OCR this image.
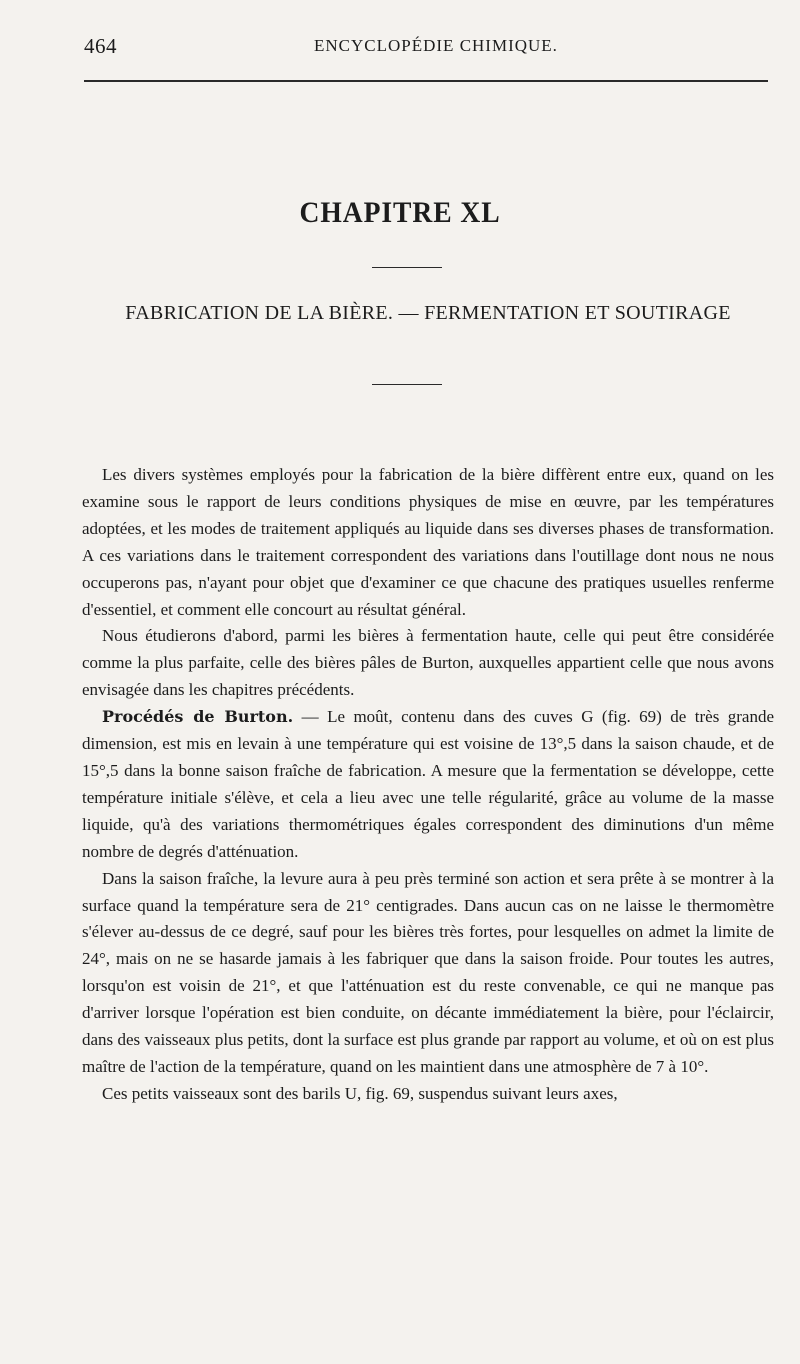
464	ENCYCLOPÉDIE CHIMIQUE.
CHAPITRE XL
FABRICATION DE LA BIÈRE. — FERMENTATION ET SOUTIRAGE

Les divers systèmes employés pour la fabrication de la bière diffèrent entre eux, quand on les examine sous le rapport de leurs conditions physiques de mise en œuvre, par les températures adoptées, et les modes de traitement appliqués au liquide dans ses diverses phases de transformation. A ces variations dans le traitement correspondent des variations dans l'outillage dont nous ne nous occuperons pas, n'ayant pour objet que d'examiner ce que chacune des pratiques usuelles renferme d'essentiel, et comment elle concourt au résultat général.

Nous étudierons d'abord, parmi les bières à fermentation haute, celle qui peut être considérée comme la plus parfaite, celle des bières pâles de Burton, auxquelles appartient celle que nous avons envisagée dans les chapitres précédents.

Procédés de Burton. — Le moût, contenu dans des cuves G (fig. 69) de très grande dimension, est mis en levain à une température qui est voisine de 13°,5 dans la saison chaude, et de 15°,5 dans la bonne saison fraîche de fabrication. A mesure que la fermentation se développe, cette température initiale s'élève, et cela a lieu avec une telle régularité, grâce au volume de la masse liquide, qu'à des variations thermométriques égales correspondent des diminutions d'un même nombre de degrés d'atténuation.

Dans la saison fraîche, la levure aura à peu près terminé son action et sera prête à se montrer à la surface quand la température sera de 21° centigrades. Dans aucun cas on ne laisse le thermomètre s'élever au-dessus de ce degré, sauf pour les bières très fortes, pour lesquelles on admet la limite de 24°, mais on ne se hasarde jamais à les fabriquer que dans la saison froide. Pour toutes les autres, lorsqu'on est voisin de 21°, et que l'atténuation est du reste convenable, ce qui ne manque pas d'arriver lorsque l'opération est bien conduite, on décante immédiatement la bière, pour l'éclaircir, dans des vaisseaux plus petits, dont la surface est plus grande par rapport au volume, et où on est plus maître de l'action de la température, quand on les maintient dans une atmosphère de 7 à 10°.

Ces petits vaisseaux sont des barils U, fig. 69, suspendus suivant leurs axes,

§ WHAT NEEDS TO BE DONE
Copy every record above exactly, leaving out any pictures.

§ WRITTEN REPLY
OCR this image.
464	ENCYCLOPÉDIE CHIMIQUE.
CHAPITRE XL
FABRICATION DE LA BIÈRE. — FERMENTATION ET SOUTIRAGE

Les divers systèmes employés pour la fabrication de la bière diffèrent entre eux, quand on les examine sous le rapport de leurs conditions physiques de mise en œuvre, par les températures adoptées, et les modes de traitement appliqués au liquide dans ses diverses phases de transformation. A ces variations dans le traitement correspondent des variations dans l'outillage dont nous ne nous occuperons pas, n'ayant pour objet que d'examiner ce que chacune des pratiques usuelles renferme d'essentiel, et comment elle concourt au résultat général.

Nous étudierons d'abord, parmi les bières à fermentation haute, celle qui peut être considérée comme la plus parfaite, celle des bières pâles de Burton, auxquelles appartient celle que nous avons envisagée dans les chapitres précédents.

Procédés de Burton. — Le moût, contenu dans des cuves G (fig. 69) de très grande dimension, est mis en levain à une température qui est voisine de 13°,5 dans la saison chaude, et de 15°,5 dans la bonne saison fraîche de fabrication. A mesure que la fermentation se développe, cette température initiale s'élève, et cela a lieu avec une telle régularité, grâce au volume de la masse liquide, qu'à des variations thermométriques égales correspondent des diminutions d'un même nombre de degrés d'atténuation.

Dans la saison fraîche, la levure aura à peu près terminé son action et sera prête à se montrer à la surface quand la température sera de 21° centigrades. Dans aucun cas on ne laisse le thermomètre s'élever au-dessus de ce degré, sauf pour les bières très fortes, pour lesquelles on admet la limite de 24°, mais on ne se hasarde jamais à les fabriquer que dans la saison froide. Pour toutes les autres, lorsqu'on est voisin de 21°, et que l'atténuation est du reste convenable, ce qui ne manque pas d'arriver lorsque l'opération est bien conduite, on décante immédiatement la bière, pour l'éclaircir, dans des vaisseaux plus petits, dont la surface est plus grande par rapport au volume, et où on est plus maître de l'action de la température, quand on les maintient dans une atmosphère de 7 à 10°.

Ces petits vaisseaux sont des barils U, fig. 69, suspendus suivant leurs axes,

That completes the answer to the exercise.